Aim of the exercise => Write the data out again, character for character, with no images.

======== Dataset records

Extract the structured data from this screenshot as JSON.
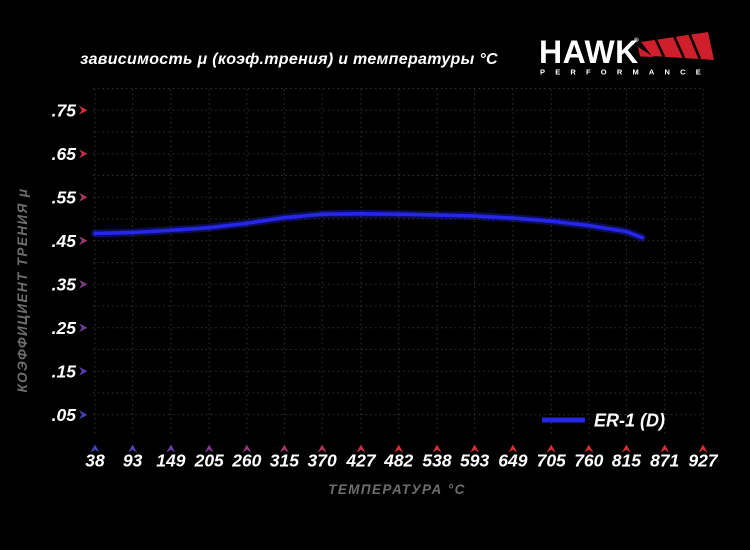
{
  "logo": {
    "brand": "HAWK",
    "registered": "®",
    "subtitle": "PERFORMANCE",
    "wing_color": "#cf1f2c"
  },
  "colors": {
    "background": "#000000",
    "title_text": "#ffffff",
    "tick_text": "#ffffff",
    "axis_label_text": "#6e6e6e",
    "grid": "#333333",
    "axis_red": "#d62e32",
    "axis_blue": "#4242c0",
    "curve_blue": "#2626e8"
  },
  "chart_data": {
    "type": "line",
    "title": "зависимость μ (коэф.трения) и температуры °C",
    "xlabel": "ТЕМПЕРАТУРА °C",
    "ylabel": "КОЭФФИЦИЕНТ ТРЕНИЯ μ",
    "x_ticks": [
      38,
      93,
      149,
      205,
      260,
      315,
      370,
      427,
      482,
      538,
      593,
      649,
      705,
      760,
      815,
      871,
      927
    ],
    "y_ticks": [
      ".05",
      ".15",
      ".25",
      ".35",
      ".45",
      ".55",
      ".65",
      ".75"
    ],
    "y_tick_values": [
      0.05,
      0.15,
      0.25,
      0.35,
      0.45,
      0.55,
      0.65,
      0.75
    ],
    "xlim": [
      38,
      927
    ],
    "ylim": [
      0,
      0.8
    ],
    "grid": "dotted",
    "axis_gradient": "blue at origin to red at axis ends",
    "legend": {
      "label": "ER-1 (D)",
      "position": "bottom-right"
    },
    "series": [
      {
        "name": "ER-1 (D)",
        "color": "#2626e8",
        "points": [
          [
            38,
            0.467
          ],
          [
            93,
            0.469
          ],
          [
            149,
            0.474
          ],
          [
            205,
            0.48
          ],
          [
            260,
            0.49
          ],
          [
            315,
            0.503
          ],
          [
            370,
            0.511
          ],
          [
            427,
            0.512
          ],
          [
            482,
            0.511
          ],
          [
            538,
            0.509
          ],
          [
            593,
            0.507
          ],
          [
            649,
            0.502
          ],
          [
            705,
            0.495
          ],
          [
            760,
            0.485
          ],
          [
            815,
            0.471
          ],
          [
            838,
            0.457
          ]
        ]
      }
    ]
  }
}
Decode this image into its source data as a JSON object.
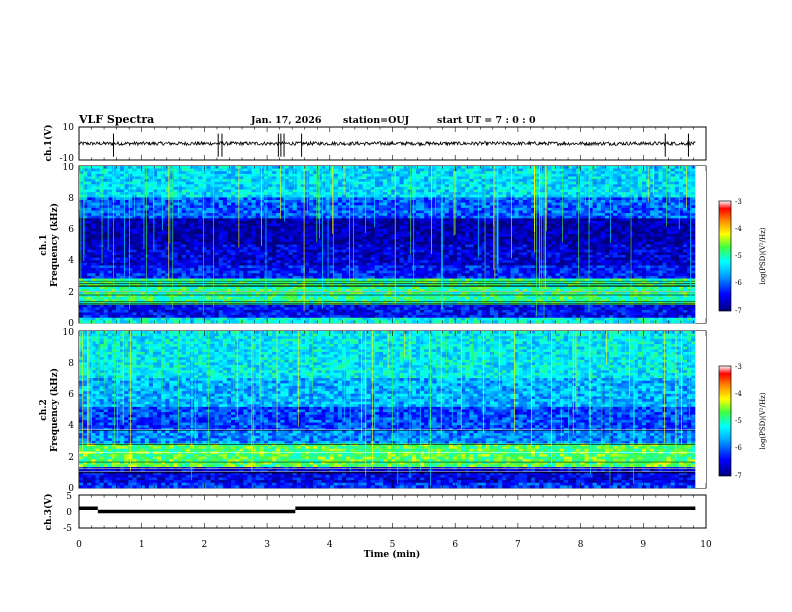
{
  "header": {
    "title": "VLF Spectra",
    "date": "Jan. 17, 2026",
    "station": "station=OUJ",
    "start_time": "start UT =  7 : 0  : 0"
  },
  "colors": {
    "spectrogram_bg": "#00007f",
    "series_line": "#000000"
  },
  "chart_data": [
    {
      "type": "line",
      "name": "ch1-waveform",
      "ylabel": "ch.1(V)",
      "yticks": [
        "10",
        "-10"
      ],
      "ylim": [
        -10,
        10
      ],
      "xlim": [
        0,
        10
      ],
      "baseline": 0,
      "spikes_x": [
        0.55,
        2.22,
        2.28,
        3.18,
        3.22,
        3.27,
        3.55,
        9.35,
        9.72
      ]
    },
    {
      "type": "heatmap",
      "name": "ch1-spectrogram",
      "ylabel_line1": "ch.1",
      "ylabel_line2": "Frequency (kHz)",
      "yticks": [
        "0",
        "2",
        "4",
        "6",
        "8",
        "10"
      ],
      "ylim": [
        0,
        10
      ],
      "xlim": [
        0,
        9.83
      ],
      "colorbar": {
        "label": "log(PSD)(V²/Hz)",
        "ticks": [
          "-3",
          "-4",
          "-5",
          "-6",
          "-7"
        ],
        "range": [
          -7,
          -3
        ]
      },
      "bands_khz": [
        {
          "from": 0.0,
          "to": 0.3,
          "level": -5.2
        },
        {
          "from": 0.3,
          "to": 1.2,
          "level": -6.4
        },
        {
          "from": 1.2,
          "to": 2.9,
          "level": -4.9
        },
        {
          "from": 2.9,
          "to": 3.6,
          "level": -6.3
        },
        {
          "from": 3.6,
          "to": 5.0,
          "level": -6.6
        },
        {
          "from": 5.0,
          "to": 6.6,
          "level": -6.8
        },
        {
          "from": 6.6,
          "to": 8.0,
          "level": -6.0
        },
        {
          "from": 8.0,
          "to": 10.0,
          "level": -5.4
        }
      ]
    },
    {
      "type": "heatmap",
      "name": "ch2-spectrogram",
      "ylabel_line1": "ch.2",
      "ylabel_line2": "Frequency (kHz)",
      "yticks": [
        "0",
        "2",
        "4",
        "6",
        "8",
        "10"
      ],
      "ylim": [
        0,
        10
      ],
      "xlim": [
        0,
        9.83
      ],
      "colorbar": {
        "label": "log(PSD)(V²/Hz)",
        "ticks": [
          "-3",
          "-4",
          "-5",
          "-6",
          "-7"
        ],
        "range": [
          -7,
          -3
        ]
      },
      "bands_khz": [
        {
          "from": 0.0,
          "to": 0.4,
          "level": -6.2
        },
        {
          "from": 0.4,
          "to": 1.3,
          "level": -6.5
        },
        {
          "from": 1.3,
          "to": 2.8,
          "level": -4.7
        },
        {
          "from": 2.8,
          "to": 3.6,
          "level": -5.8
        },
        {
          "from": 3.6,
          "to": 5.2,
          "level": -6.1
        },
        {
          "from": 5.2,
          "to": 7.0,
          "level": -5.6
        },
        {
          "from": 7.0,
          "to": 10.0,
          "level": -5.3
        }
      ]
    },
    {
      "type": "line",
      "name": "ch3-signal",
      "ylabel": "ch.3(V)",
      "yticks": [
        "5",
        "0",
        "-5"
      ],
      "ylim": [
        -5,
        5
      ],
      "xlim": [
        0,
        10
      ],
      "xlabel": "Time  (min)",
      "xticks": [
        "0",
        "1",
        "2",
        "3",
        "4",
        "5",
        "6",
        "7",
        "8",
        "9",
        "10"
      ],
      "segments": [
        {
          "x0": 0.0,
          "x1": 0.3,
          "y": 1
        },
        {
          "x0": 0.3,
          "x1": 3.45,
          "y": 0
        },
        {
          "x0": 3.45,
          "x1": 9.83,
          "y": 1
        }
      ]
    }
  ]
}
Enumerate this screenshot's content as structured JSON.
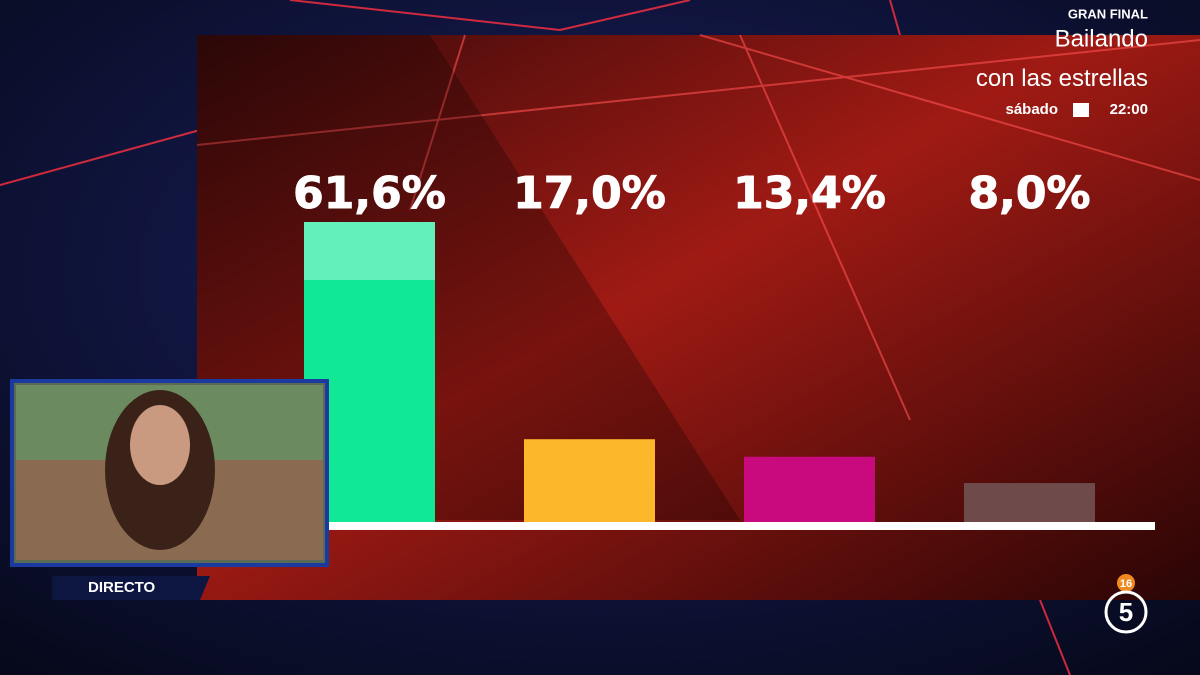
{
  "chart_data": {
    "type": "bar",
    "categories": [
      null,
      null,
      null,
      null
    ],
    "values": [
      61.6,
      17.0,
      13.4,
      8.0
    ],
    "value_labels": [
      "61,6%",
      "17,0%",
      "13,4%",
      "8,0%"
    ],
    "colors": [
      "#10e896",
      "#fdb72b",
      "#c80a7e",
      "#6e4a4a"
    ]
  },
  "promo": {
    "kicker": "GRAN FINAL",
    "title_line1": "Bailando",
    "title_line2": "con las estrellas",
    "day": "sábado",
    "time": "22:00"
  },
  "live_label": "DIRECTO",
  "channel": {
    "logo": "5",
    "rating": "16"
  }
}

================

Written solution =>
Extract the structured data from this screenshot as JSON.
{
  "logo": {
    "brand": "HAWK",
    "registered": "®",
    "subtitle": "PERFORMANCE",
    "wing_color": "#cf1f2c"
  },
  "colors": {
    "background": "#000000",
    "title_text": "#ffffff",
    "tick_text": "#ffffff",
    "axis_label_text": "#6e6e6e",
    "grid": "#333333",
    "axis_red": "#d62e32",
    "axis_blue": "#4242c0",
    "curve_blue": "#2626e8"
  },
  "chart_data": {
    "type": "line",
    "title": "зависимость μ (коэф.трения) и температуры °C",
    "xlabel": "ТЕМПЕРАТУРА °C",
    "ylabel": "КОЭФФИЦИЕНТ ТРЕНИЯ μ",
    "x_ticks": [
      38,
      93,
      149,
      205,
      260,
      315,
      370,
      427,
      482,
      538,
      593,
      649,
      705,
      760,
      815,
      871,
      927
    ],
    "y_ticks": [
      ".05",
      ".15",
      ".25",
      ".35",
      ".45",
      ".55",
      ".65",
      ".75"
    ],
    "y_tick_values": [
      0.05,
      0.15,
      0.25,
      0.35,
      0.45,
      0.55,
      0.65,
      0.75
    ],
    "xlim": [
      38,
      927
    ],
    "ylim": [
      0,
      0.8
    ],
    "grid": "dotted",
    "axis_gradient": "blue at origin to red at axis ends",
    "legend": {
      "label": "ER-1 (D)",
      "position": "bottom-right"
    },
    "series": [
      {
        "name": "ER-1 (D)",
        "color": "#2626e8",
        "points": [
          [
            38,
            0.467
          ],
          [
            93,
            0.469
          ],
          [
            149,
            0.474
          ],
          [
            205,
            0.48
          ],
          [
            260,
            0.49
          ],
          [
            315,
            0.503
          ],
          [
            370,
            0.511
          ],
          [
            427,
            0.512
          ],
          [
            482,
            0.511
          ],
          [
            538,
            0.509
          ],
          [
            593,
            0.507
          ],
          [
            649,
            0.502
          ],
          [
            705,
            0.495
          ],
          [
            760,
            0.485
          ],
          [
            815,
            0.471
          ],
          [
            838,
            0.457
          ]
        ]
      }
    ]
  }
}
Decode this image into its source data as a JSON object.
{
  "header": {
    "title": "VLF Spectra",
    "date": "Jan. 17, 2026",
    "station": "station=OUJ",
    "start_time": "start UT =  7 : 0  : 0"
  },
  "colors": {
    "spectrogram_bg": "#00007f",
    "series_line": "#000000"
  },
  "chart_data": [
    {
      "type": "line",
      "name": "ch1-waveform",
      "ylabel": "ch.1(V)",
      "yticks": [
        "10",
        "-10"
      ],
      "ylim": [
        -10,
        10
      ],
      "xlim": [
        0,
        10
      ],
      "baseline": 0,
      "spikes_x": [
        0.55,
        2.22,
        2.28,
        3.18,
        3.22,
        3.27,
        3.55,
        9.35,
        9.72
      ]
    },
    {
      "type": "heatmap",
      "name": "ch1-spectrogram",
      "ylabel_line1": "ch.1",
      "ylabel_line2": "Frequency (kHz)",
      "yticks": [
        "0",
        "2",
        "4",
        "6",
        "8",
        "10"
      ],
      "ylim": [
        0,
        10
      ],
      "xlim": [
        0,
        9.83
      ],
      "colorbar": {
        "label": "log(PSD)(V²/Hz)",
        "ticks": [
          "-3",
          "-4",
          "-5",
          "-6",
          "-7"
        ],
        "range": [
          -7,
          -3
        ]
      },
      "bands_khz": [
        {
          "from": 0.0,
          "to": 0.3,
          "level": -5.2
        },
        {
          "from": 0.3,
          "to": 1.2,
          "level": -6.4
        },
        {
          "from": 1.2,
          "to": 2.9,
          "level": -4.9
        },
        {
          "from": 2.9,
          "to": 3.6,
          "level": -6.3
        },
        {
          "from": 3.6,
          "to": 5.0,
          "level": -6.6
        },
        {
          "from": 5.0,
          "to": 6.6,
          "level": -6.8
        },
        {
          "from": 6.6,
          "to": 8.0,
          "level": -6.0
        },
        {
          "from": 8.0,
          "to": 10.0,
          "level": -5.4
        }
      ]
    },
    {
      "type": "heatmap",
      "name": "ch2-spectrogram",
      "ylabel_line1": "ch.2",
      "ylabel_line2": "Frequency (kHz)",
      "yticks": [
        "0",
        "2",
        "4",
        "6",
        "8",
        "10"
      ],
      "ylim": [
        0,
        10
      ],
      "xlim": [
        0,
        9.83
      ],
      "colorbar": {
        "label": "log(PSD)(V²/Hz)",
        "ticks": [
          "-3",
          "-4",
          "-5",
          "-6",
          "-7"
        ],
        "range": [
          -7,
          -3
        ]
      },
      "bands_khz": [
        {
          "from": 0.0,
          "to": 0.4,
          "level": -6.2
        },
        {
          "from": 0.4,
          "to": 1.3,
          "level": -6.5
        },
        {
          "from": 1.3,
          "to": 2.8,
          "level": -4.7
        },
        {
          "from": 2.8,
          "to": 3.6,
          "level": -5.8
        },
        {
          "from": 3.6,
          "to": 5.2,
          "level": -6.1
        },
        {
          "from": 5.2,
          "to": 7.0,
          "level": -5.6
        },
        {
          "from": 7.0,
          "to": 10.0,
          "level": -5.3
        }
      ]
    },
    {
      "type": "line",
      "name": "ch3-signal",
      "ylabel": "ch.3(V)",
      "yticks": [
        "5",
        "0",
        "-5"
      ],
      "ylim": [
        -5,
        5
      ],
      "xlim": [
        0,
        10
      ],
      "xlabel": "Time  (min)",
      "xticks": [
        "0",
        "1",
        "2",
        "3",
        "4",
        "5",
        "6",
        "7",
        "8",
        "9",
        "10"
      ],
      "segments": [
        {
          "x0": 0.0,
          "x1": 0.3,
          "y": 1
        },
        {
          "x0": 0.3,
          "x1": 3.45,
          "y": 0
        },
        {
          "x0": 3.45,
          "x1": 9.83,
          "y": 1
        }
      ]
    }
  ]
}
Enumerate this screenshot's content as structured JSON.
{
  "chart_data": {
    "type": "bar",
    "categories": [
      null,
      null,
      null,
      null
    ],
    "values": [
      61.6,
      17.0,
      13.4,
      8.0
    ],
    "value_labels": [
      "61,6%",
      "17,0%",
      "13,4%",
      "8,0%"
    ],
    "colors": [
      "#10e896",
      "#fdb72b",
      "#c80a7e",
      "#6e4a4a"
    ]
  },
  "promo": {
    "kicker": "GRAN FINAL",
    "title_line1": "Bailando",
    "title_line2": "con las estrellas",
    "day": "sábado",
    "time": "22:00"
  },
  "live_label": "DIRECTO",
  "channel": {
    "logo": "5",
    "rating": "16"
  }
}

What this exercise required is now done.